→ Task brief
Determine how many lines carry the word "header". Output that number only.

→ Task material
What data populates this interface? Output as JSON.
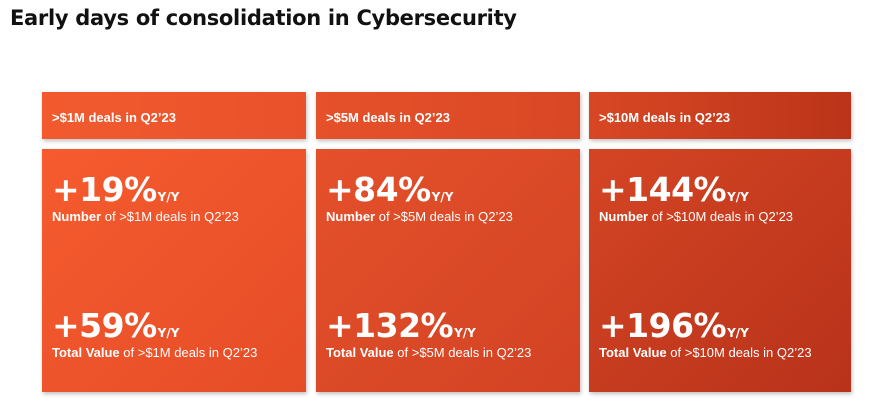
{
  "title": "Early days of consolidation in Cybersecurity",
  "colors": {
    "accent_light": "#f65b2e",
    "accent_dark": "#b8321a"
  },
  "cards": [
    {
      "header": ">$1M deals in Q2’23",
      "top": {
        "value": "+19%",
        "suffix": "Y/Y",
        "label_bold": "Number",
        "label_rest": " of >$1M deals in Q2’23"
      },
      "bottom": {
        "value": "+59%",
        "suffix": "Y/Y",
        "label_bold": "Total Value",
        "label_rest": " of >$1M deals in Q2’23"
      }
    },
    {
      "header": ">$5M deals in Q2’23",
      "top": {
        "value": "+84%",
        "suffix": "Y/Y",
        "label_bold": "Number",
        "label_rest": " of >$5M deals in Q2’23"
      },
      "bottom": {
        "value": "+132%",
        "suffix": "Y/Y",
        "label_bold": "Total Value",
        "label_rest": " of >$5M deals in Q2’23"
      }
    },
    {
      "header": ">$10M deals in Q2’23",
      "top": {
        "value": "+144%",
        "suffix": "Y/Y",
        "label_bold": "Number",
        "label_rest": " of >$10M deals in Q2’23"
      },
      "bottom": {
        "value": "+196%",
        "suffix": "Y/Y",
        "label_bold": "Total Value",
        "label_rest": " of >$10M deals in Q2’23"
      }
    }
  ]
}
---
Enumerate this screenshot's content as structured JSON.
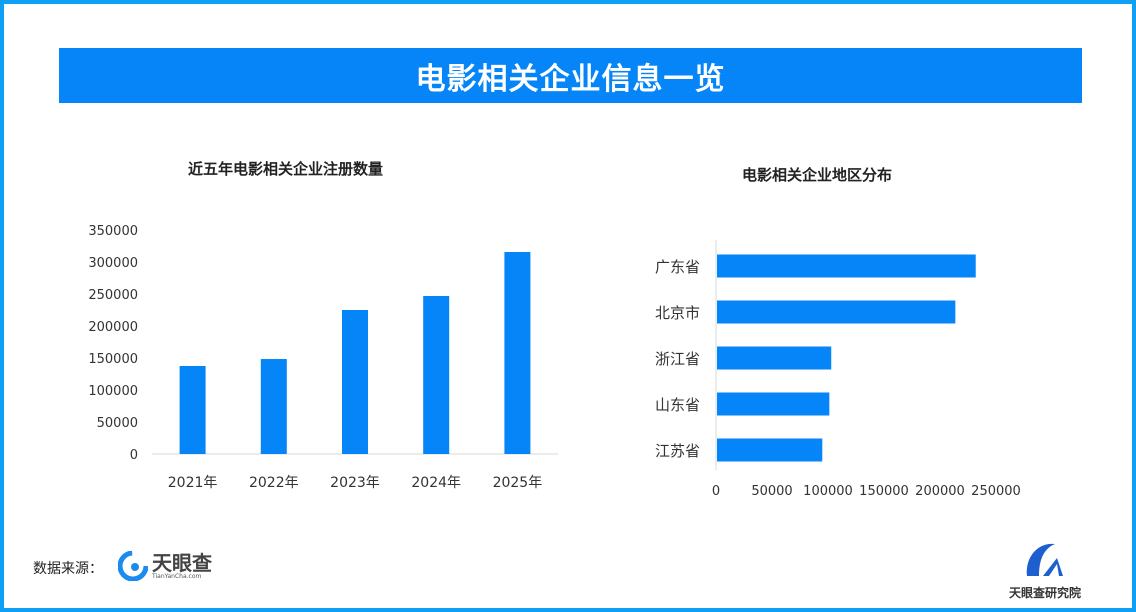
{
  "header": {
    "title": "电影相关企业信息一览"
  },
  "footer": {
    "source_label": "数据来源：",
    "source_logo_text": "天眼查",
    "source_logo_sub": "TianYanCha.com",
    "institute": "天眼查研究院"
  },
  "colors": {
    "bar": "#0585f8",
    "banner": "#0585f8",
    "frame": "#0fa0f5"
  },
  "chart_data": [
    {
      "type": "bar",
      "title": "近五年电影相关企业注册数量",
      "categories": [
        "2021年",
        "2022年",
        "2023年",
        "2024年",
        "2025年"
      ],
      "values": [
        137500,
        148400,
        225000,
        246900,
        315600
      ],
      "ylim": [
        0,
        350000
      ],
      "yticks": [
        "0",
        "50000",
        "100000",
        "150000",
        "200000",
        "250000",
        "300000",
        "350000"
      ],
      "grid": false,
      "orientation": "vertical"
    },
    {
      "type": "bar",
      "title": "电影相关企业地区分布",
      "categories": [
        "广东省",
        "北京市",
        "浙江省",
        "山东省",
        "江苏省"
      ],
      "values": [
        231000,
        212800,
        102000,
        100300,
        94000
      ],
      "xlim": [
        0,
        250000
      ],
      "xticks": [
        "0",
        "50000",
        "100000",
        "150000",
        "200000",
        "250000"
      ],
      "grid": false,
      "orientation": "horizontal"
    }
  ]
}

→ Finished exercise
4